§ THE EXERCISE: Update everything from "There are no" down to "and Entertainment Industry?" in the post below on coming out, using "commotion" in place of "fuss", and write out that revised passage.

§ EXTRACT PROVIDED:

# # #

The behind-the-scenes sports world involves a lot of close contact, and I just feel like maybe something of this nature should have been shared with his close, fellow team members, if there was a need. I am not sure how the other players will adjust. Collins could have made his team aware of his life-style without a coming out party. People don’t need exclusive interviews, be invited to march in the Gay Pride Parade or asked to campaign for same -sex marriages in order to tell people they’re gay. When the situation arises just simply say “I’m gay” and be done with it. Do you think he kept quiet so long out of fear of getting fired? I believe Mr. Collins may be close to retirement, could that also be why he decided to do a tell all interview?
Now interestingly, no major Bishop or mainstream Black denomination has spoken out on this topic/event (Oprah did bring up the “Black” church’s disapproval of homosexcuality in their interview). Hum, this maybe very interesting as to the whys or the why nots. Is it because a lot of our church leaders are warring with should they or should they NOT “come-out.” That was a tough one to swallow. However, there are many testimonies from both girls and boys about what Pastor, Evangelist, Revivalist or Missionary turned-them-out. I am in no way bashing, this is just a point to ponder. Where is the church now. DEAD SILENT!
There are no special reports for people stating that they’re “straight” so why all the fuss over coming out? Is it some sort of unspoken protocol in Hollywood and Entertainment Industry?
Tell me your thoughts on the process of “coming out”.

# # #

§ MATERIAL SHOWN:
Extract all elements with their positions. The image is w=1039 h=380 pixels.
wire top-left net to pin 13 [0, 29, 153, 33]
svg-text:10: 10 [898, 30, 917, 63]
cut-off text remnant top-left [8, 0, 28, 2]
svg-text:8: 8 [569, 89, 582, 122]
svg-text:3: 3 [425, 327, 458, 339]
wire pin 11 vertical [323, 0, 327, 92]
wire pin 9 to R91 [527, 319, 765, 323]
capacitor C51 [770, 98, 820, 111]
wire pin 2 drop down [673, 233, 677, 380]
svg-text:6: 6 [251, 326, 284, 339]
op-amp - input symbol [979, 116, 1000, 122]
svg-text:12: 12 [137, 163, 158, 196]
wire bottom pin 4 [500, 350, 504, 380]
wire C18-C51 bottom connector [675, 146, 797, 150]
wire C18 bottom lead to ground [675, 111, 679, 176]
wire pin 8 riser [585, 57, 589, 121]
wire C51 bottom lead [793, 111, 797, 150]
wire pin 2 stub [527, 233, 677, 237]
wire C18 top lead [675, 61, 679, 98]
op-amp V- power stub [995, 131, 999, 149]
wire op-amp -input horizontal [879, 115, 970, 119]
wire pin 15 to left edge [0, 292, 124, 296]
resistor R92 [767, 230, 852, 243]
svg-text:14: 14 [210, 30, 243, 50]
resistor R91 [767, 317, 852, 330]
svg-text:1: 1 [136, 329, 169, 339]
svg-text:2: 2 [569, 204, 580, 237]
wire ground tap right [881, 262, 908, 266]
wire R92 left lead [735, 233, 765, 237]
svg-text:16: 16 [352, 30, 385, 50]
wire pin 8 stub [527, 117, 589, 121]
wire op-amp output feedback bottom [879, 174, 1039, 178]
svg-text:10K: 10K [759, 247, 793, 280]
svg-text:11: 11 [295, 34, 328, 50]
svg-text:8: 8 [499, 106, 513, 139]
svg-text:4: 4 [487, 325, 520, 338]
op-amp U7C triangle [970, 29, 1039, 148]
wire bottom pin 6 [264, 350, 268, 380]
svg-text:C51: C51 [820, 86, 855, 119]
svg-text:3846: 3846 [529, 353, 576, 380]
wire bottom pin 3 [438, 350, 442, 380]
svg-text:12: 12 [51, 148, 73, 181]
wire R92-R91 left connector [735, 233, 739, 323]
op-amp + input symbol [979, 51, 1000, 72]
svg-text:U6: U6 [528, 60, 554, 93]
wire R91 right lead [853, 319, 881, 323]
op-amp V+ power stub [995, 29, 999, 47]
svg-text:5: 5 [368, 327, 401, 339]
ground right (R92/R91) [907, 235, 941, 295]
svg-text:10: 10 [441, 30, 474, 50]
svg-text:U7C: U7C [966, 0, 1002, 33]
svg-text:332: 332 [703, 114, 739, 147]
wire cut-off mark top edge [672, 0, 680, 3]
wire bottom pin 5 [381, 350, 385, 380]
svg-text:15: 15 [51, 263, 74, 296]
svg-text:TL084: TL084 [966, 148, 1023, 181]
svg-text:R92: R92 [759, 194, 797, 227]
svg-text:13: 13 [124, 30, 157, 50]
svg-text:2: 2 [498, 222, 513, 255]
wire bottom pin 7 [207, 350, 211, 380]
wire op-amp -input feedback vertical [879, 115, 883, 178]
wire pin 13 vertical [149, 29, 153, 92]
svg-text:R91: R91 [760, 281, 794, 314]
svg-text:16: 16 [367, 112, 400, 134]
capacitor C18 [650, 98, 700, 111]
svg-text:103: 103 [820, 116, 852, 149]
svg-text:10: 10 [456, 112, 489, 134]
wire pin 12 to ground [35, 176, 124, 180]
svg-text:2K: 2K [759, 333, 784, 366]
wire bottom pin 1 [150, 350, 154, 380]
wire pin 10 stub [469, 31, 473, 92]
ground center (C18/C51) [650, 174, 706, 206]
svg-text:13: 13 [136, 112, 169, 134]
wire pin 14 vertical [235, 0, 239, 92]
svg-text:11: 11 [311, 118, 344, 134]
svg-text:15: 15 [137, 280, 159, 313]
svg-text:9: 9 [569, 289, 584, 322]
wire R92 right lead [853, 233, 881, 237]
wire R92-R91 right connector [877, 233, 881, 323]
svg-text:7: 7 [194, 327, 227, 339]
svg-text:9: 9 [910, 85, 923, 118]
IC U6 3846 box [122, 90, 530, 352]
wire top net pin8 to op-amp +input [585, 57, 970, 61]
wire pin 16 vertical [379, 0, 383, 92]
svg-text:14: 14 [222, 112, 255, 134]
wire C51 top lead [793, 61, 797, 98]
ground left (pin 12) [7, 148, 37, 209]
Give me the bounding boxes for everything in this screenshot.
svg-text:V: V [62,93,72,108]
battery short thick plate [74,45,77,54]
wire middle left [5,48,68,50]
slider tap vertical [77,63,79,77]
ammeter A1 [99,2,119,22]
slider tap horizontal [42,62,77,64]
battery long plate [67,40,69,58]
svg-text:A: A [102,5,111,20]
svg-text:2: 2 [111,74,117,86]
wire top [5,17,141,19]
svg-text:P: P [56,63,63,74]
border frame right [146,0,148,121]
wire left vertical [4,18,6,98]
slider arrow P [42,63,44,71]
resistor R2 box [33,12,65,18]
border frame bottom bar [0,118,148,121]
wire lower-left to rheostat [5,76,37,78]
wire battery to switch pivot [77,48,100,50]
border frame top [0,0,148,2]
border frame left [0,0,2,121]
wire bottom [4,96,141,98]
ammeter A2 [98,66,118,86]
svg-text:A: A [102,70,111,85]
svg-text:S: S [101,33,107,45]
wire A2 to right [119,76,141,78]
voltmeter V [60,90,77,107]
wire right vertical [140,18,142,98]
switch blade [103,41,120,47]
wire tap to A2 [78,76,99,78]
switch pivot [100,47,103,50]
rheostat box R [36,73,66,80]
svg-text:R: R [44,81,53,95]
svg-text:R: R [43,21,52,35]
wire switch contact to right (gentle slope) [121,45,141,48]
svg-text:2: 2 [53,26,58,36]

# # #

§ CORRECT ANSWER:
There are no special reports for people stating that they’re “straight” so why all the commotion over coming out? Is it some sort of unspoken protocol in Hollywood and Entertainment Industry?